_Extracted records_.
---------------

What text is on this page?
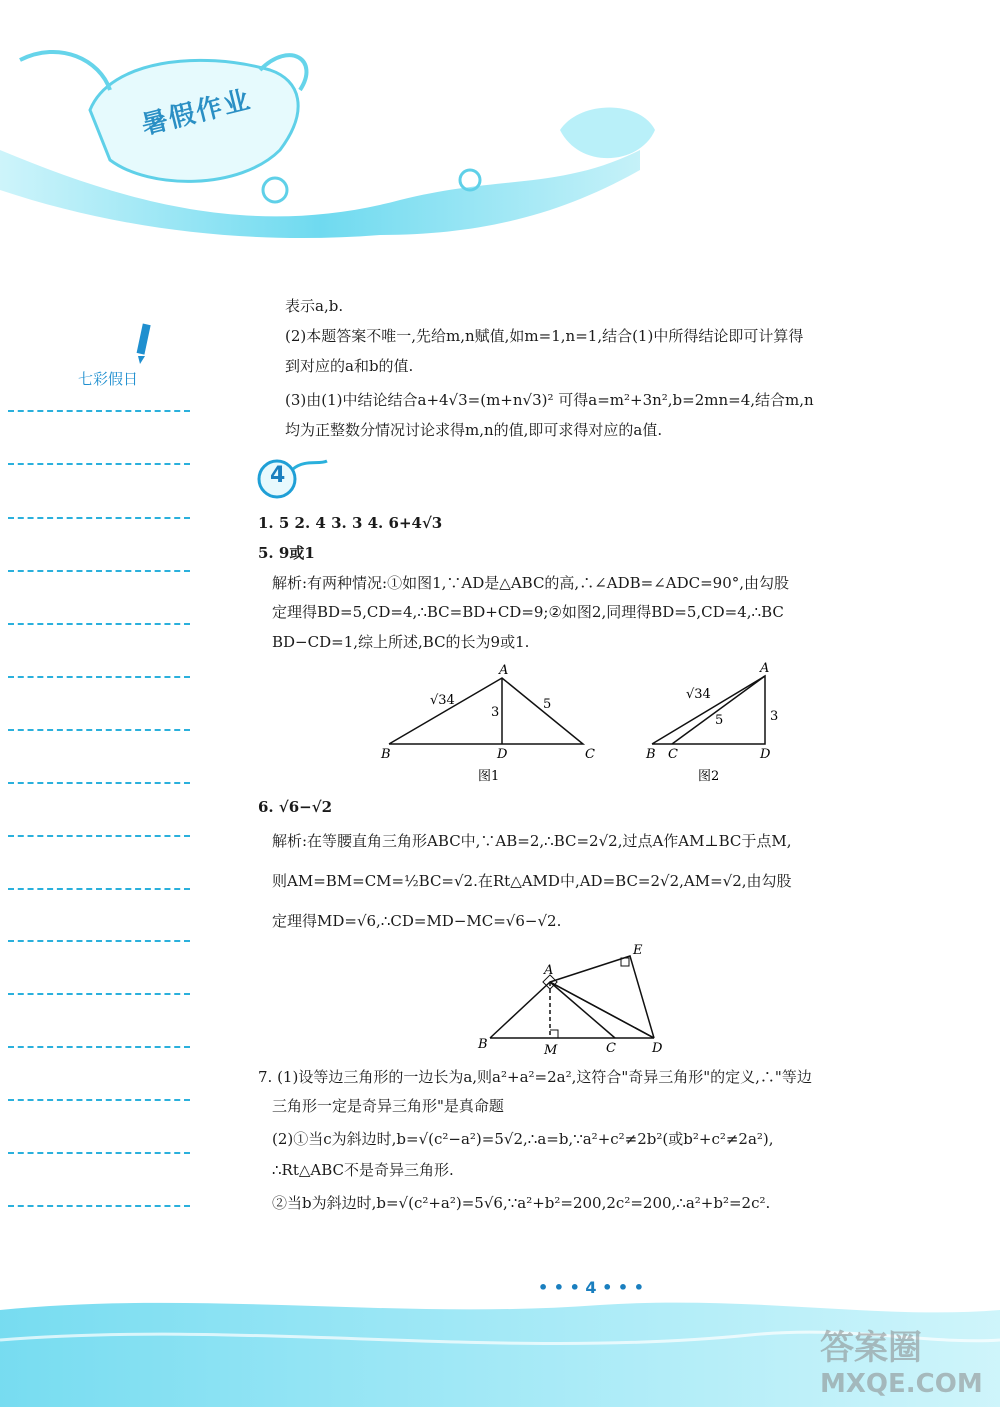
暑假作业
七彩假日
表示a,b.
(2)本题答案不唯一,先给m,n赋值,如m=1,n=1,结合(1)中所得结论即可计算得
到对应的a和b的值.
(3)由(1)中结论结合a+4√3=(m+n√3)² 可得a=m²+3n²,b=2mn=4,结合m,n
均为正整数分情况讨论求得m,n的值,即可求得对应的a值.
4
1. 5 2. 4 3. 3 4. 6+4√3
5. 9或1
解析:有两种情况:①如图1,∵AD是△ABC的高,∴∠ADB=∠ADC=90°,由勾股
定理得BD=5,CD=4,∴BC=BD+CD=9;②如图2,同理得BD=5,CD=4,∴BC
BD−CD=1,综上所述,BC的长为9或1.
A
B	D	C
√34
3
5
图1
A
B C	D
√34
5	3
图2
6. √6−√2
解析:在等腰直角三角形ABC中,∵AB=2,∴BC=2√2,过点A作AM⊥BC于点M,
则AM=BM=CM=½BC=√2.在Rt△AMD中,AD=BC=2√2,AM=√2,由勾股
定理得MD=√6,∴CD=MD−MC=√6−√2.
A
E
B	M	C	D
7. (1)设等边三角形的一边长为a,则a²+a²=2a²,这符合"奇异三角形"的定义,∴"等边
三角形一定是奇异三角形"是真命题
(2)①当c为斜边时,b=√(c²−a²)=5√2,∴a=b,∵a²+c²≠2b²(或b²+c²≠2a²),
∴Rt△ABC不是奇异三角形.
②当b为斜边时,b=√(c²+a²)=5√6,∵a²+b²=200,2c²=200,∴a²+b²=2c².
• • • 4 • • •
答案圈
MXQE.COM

---------------

_Requirements_. Write out each entry exactly as given, but skip the pictures.

_Result of this exercise_.
What text is on this page?
暑假作业
七彩假日
表示a,b.
(2)本题答案不唯一,先给m,n赋值,如m=1,n=1,结合(1)中所得结论即可计算得
到对应的a和b的值.
(3)由(1)中结论结合a+4√3=(m+n√3)² 可得a=m²+3n²,b=2mn=4,结合m,n
均为正整数分情况讨论求得m,n的值,即可求得对应的a值.
4
1. 5 2. 4 3. 3 4. 6+4√3
5. 9或1
解析:有两种情况:①如图1,∵AD是△ABC的高,∴∠ADB=∠ADC=90°,由勾股
定理得BD=5,CD=4,∴BC=BD+CD=9;②如图2,同理得BD=5,CD=4,∴BC
BD−CD=1,综上所述,BC的长为9或1.
A
B	D	C
√34
3
5
图1
A
B C	D
√34
5	3
图2
6. √6−√2
解析:在等腰直角三角形ABC中,∵AB=2,∴BC=2√2,过点A作AM⊥BC于点M,
则AM=BM=CM=½BC=√2.在Rt△AMD中,AD=BC=2√2,AM=√2,由勾股
定理得MD=√6,∴CD=MD−MC=√6−√2.
A
E
B	M	C	D
7. (1)设等边三角形的一边长为a,则a²+a²=2a²,这符合"奇异三角形"的定义,∴"等边
三角形一定是奇异三角形"是真命题
(2)①当c为斜边时,b=√(c²−a²)=5√2,∴a=b,∵a²+c²≠2b²(或b²+c²≠2a²),
∴Rt△ABC不是奇异三角形.
②当b为斜边时,b=√(c²+a²)=5√6,∵a²+b²=200,2c²=200,∴a²+b²=2c².
• • • 4 • • •
答案圈
MXQE.COM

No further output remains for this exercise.